* DESCRIPTION OF THE TASK *
Write every record out again exactly as given.

* DATASET ROWS *
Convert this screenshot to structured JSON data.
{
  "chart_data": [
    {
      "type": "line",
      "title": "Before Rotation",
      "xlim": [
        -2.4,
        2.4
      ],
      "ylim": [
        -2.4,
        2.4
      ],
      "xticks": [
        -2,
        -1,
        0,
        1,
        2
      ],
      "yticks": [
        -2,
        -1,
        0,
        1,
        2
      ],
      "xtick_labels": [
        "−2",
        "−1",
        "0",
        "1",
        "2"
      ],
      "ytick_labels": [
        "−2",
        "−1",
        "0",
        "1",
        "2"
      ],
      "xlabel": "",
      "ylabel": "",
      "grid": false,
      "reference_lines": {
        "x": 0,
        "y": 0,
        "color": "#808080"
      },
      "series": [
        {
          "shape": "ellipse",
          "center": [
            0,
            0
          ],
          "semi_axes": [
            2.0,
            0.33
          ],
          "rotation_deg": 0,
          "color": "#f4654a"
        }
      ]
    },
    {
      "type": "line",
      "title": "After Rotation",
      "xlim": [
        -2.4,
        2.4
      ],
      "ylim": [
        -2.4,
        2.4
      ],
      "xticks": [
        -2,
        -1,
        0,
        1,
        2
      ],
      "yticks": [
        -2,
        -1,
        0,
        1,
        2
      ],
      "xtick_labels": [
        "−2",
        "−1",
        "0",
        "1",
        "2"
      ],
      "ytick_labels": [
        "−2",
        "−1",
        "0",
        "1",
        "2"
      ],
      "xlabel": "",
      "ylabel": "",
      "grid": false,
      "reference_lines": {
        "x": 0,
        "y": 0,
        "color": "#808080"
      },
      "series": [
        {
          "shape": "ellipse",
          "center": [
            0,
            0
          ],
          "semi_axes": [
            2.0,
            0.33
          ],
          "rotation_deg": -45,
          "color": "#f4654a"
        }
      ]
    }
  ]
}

* FINAL RESULT *
Convert this screenshot to structured JSON data.
{
  "chart_data": [
    {
      "type": "line",
      "title": "Before Rotation",
      "xlim": [
        -2.4,
        2.4
      ],
      "ylim": [
        -2.4,
        2.4
      ],
      "xticks": [
        -2,
        -1,
        0,
        1,
        2
      ],
      "yticks": [
        -2,
        -1,
        0,
        1,
        2
      ],
      "xtick_labels": [
        "−2",
        "−1",
        "0",
        "1",
        "2"
      ],
      "ytick_labels": [
        "−2",
        "−1",
        "0",
        "1",
        "2"
      ],
      "xlabel": "",
      "ylabel": "",
      "grid": false,
      "reference_lines": {
        "x": 0,
        "y": 0,
        "color": "#808080"
      },
      "series": [
        {
          "shape": "ellipse",
          "center": [
            0,
            0
          ],
          "semi_axes": [
            2.0,
            0.33
          ],
          "rotation_deg": 0,
          "color": "#f4654a"
        }
      ]
    },
    {
      "type": "line",
      "title": "After Rotation",
      "xlim": [
        -2.4,
        2.4
      ],
      "ylim": [
        -2.4,
        2.4
      ],
      "xticks": [
        -2,
        -1,
        0,
        1,
        2
      ],
      "yticks": [
        -2,
        -1,
        0,
        1,
        2
      ],
      "xtick_labels": [
        "−2",
        "−1",
        "0",
        "1",
        "2"
      ],
      "ytick_labels": [
        "−2",
        "−1",
        "0",
        "1",
        "2"
      ],
      "xlabel": "",
      "ylabel": "",
      "grid": false,
      "reference_lines": {
        "x": 0,
        "y": 0,
        "color": "#808080"
      },
      "series": [
        {
          "shape": "ellipse",
          "center": [
            0,
            0
          ],
          "semi_axes": [
            2.0,
            0.33
          ],
          "rotation_deg": -45,
          "color": "#f4654a"
        }
      ]
    }
  ]
}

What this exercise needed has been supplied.